> **What is needed**: Your answer should be a single number: the count of lines holding the word "инфраструктуры".

> **Excerpted records**:

----

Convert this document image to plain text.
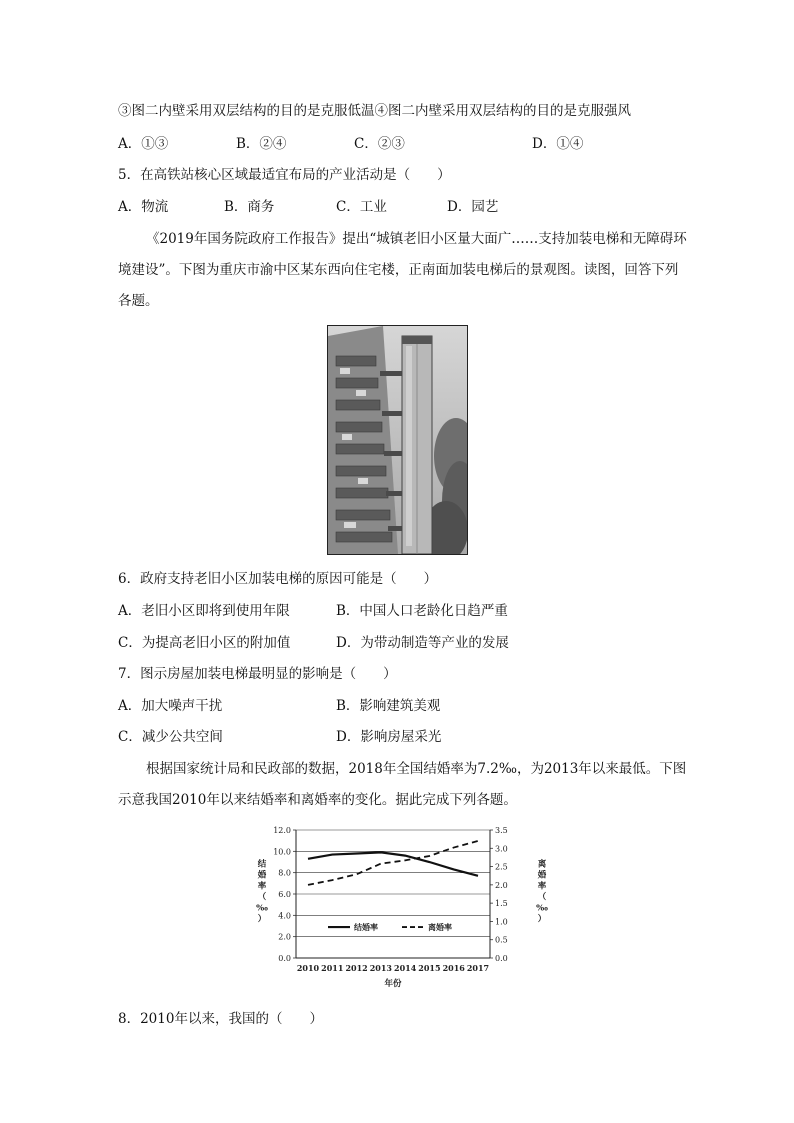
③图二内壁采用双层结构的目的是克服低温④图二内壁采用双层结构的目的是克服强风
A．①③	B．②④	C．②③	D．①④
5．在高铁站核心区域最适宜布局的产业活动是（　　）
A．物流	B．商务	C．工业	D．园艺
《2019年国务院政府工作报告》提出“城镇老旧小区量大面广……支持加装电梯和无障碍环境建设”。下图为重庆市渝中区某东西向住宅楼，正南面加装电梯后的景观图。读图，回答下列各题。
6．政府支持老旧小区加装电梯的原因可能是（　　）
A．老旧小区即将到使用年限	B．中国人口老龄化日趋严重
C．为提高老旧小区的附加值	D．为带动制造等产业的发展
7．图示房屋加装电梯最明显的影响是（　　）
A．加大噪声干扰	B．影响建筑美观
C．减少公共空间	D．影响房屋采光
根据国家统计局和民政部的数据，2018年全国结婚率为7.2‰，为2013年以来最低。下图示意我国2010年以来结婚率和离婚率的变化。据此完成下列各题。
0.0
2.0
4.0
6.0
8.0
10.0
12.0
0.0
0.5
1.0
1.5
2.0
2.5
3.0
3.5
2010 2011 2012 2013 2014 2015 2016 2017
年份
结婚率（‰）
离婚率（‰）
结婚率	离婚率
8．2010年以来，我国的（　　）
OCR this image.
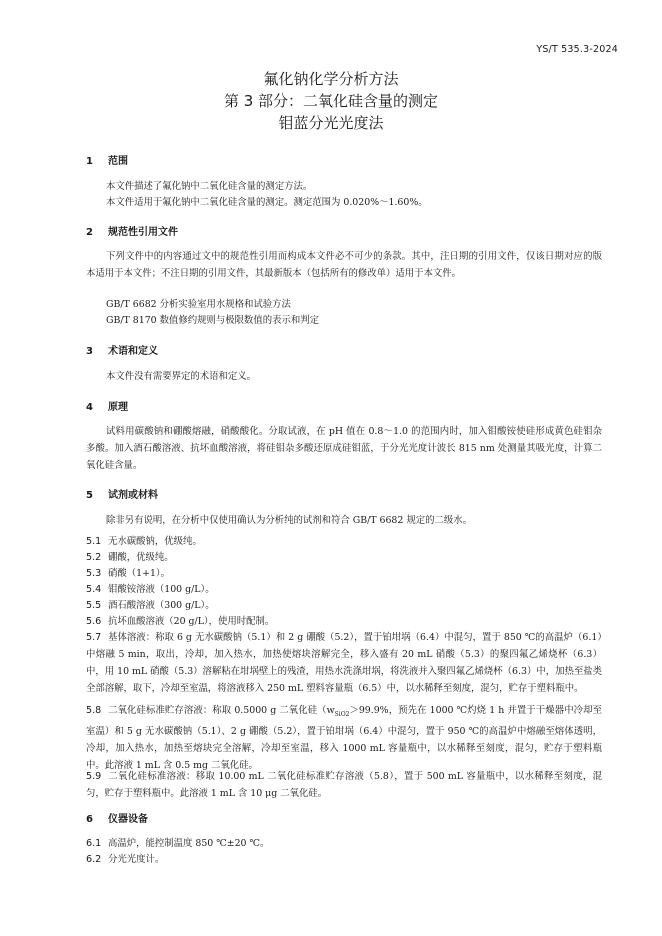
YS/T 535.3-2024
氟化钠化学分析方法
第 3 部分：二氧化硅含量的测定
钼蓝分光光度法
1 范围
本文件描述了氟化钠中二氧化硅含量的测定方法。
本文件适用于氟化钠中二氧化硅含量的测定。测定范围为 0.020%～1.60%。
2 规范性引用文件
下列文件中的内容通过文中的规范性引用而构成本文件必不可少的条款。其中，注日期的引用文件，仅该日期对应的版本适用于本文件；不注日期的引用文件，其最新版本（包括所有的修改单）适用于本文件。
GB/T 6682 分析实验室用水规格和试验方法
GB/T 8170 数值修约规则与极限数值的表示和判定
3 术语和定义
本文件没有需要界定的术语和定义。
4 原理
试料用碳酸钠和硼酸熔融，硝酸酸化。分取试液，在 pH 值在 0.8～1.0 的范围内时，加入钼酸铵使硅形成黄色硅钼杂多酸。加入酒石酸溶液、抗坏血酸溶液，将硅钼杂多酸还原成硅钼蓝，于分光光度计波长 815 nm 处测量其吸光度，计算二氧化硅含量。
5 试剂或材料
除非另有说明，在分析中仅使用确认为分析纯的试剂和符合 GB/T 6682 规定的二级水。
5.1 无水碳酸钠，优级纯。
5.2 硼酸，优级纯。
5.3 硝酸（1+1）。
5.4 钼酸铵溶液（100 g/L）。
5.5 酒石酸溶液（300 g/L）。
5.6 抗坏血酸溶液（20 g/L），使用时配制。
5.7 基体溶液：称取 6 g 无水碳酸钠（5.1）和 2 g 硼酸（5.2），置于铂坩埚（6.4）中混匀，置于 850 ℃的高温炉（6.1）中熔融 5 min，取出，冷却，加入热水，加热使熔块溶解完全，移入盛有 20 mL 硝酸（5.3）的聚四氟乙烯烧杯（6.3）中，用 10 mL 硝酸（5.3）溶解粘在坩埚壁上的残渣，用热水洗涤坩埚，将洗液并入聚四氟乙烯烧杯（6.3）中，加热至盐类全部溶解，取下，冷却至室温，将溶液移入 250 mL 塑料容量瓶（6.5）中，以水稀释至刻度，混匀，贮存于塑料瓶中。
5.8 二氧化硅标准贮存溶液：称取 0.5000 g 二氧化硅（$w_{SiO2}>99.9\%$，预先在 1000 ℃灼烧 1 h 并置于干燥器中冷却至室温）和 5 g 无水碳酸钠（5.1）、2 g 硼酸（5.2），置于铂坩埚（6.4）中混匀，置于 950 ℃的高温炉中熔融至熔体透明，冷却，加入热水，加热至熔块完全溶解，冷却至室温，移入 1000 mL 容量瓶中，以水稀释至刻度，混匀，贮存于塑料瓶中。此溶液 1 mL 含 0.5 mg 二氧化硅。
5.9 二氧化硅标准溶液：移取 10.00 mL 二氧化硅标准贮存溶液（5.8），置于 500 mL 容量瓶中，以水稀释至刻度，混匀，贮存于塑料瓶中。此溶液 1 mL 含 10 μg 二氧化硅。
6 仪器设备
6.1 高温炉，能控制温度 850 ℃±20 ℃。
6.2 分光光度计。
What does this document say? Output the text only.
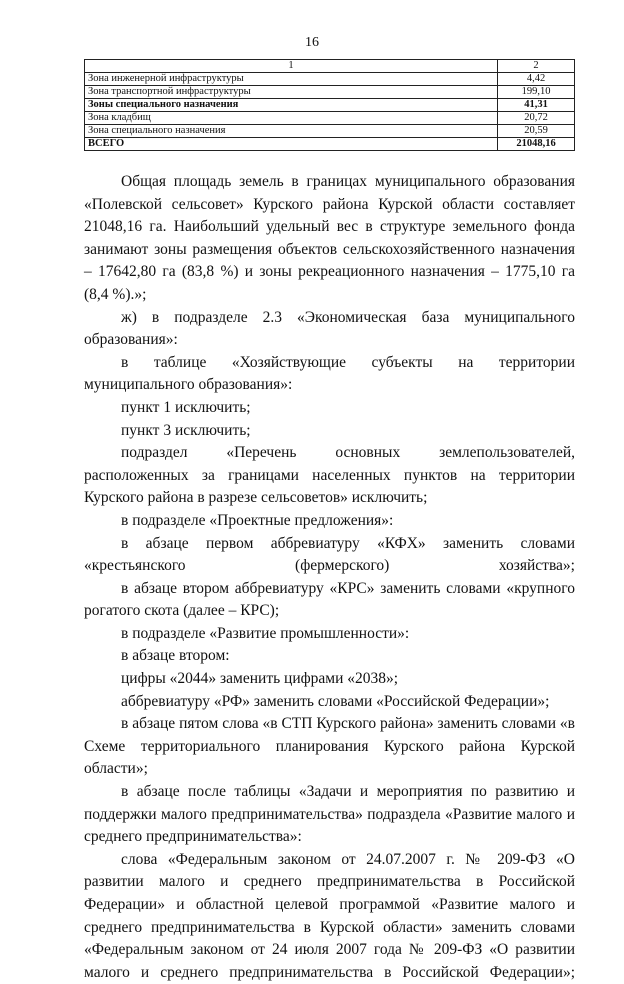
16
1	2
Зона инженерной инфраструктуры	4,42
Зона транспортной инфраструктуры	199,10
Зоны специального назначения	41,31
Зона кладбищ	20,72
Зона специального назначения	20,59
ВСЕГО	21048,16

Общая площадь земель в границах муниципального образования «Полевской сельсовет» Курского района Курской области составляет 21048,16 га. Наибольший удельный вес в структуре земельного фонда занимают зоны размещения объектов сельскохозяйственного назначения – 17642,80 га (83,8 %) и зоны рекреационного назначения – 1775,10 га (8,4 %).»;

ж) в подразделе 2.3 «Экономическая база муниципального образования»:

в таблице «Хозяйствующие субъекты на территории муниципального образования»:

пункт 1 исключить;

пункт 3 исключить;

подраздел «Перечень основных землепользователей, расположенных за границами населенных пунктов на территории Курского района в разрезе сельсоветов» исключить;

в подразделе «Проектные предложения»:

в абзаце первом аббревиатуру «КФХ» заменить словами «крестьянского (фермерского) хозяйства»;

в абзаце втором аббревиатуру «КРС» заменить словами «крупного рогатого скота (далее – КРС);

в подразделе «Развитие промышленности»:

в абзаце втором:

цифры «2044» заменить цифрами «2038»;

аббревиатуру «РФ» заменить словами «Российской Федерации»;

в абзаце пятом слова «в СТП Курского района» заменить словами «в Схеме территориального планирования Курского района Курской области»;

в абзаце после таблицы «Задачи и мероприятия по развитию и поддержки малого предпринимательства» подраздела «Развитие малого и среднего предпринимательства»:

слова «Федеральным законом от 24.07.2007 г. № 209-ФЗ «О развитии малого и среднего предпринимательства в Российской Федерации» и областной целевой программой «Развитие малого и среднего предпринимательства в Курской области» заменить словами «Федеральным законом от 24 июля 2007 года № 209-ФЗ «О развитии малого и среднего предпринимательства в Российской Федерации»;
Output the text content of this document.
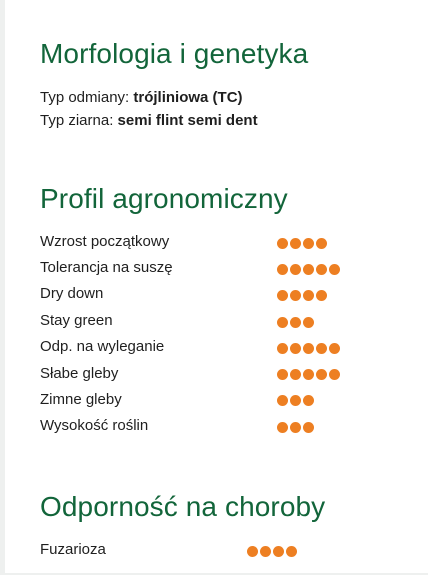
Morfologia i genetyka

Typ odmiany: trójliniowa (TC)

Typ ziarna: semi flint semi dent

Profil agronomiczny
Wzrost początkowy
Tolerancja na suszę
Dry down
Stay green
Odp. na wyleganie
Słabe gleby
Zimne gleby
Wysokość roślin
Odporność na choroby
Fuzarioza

----

> **Solution to the problem**: 2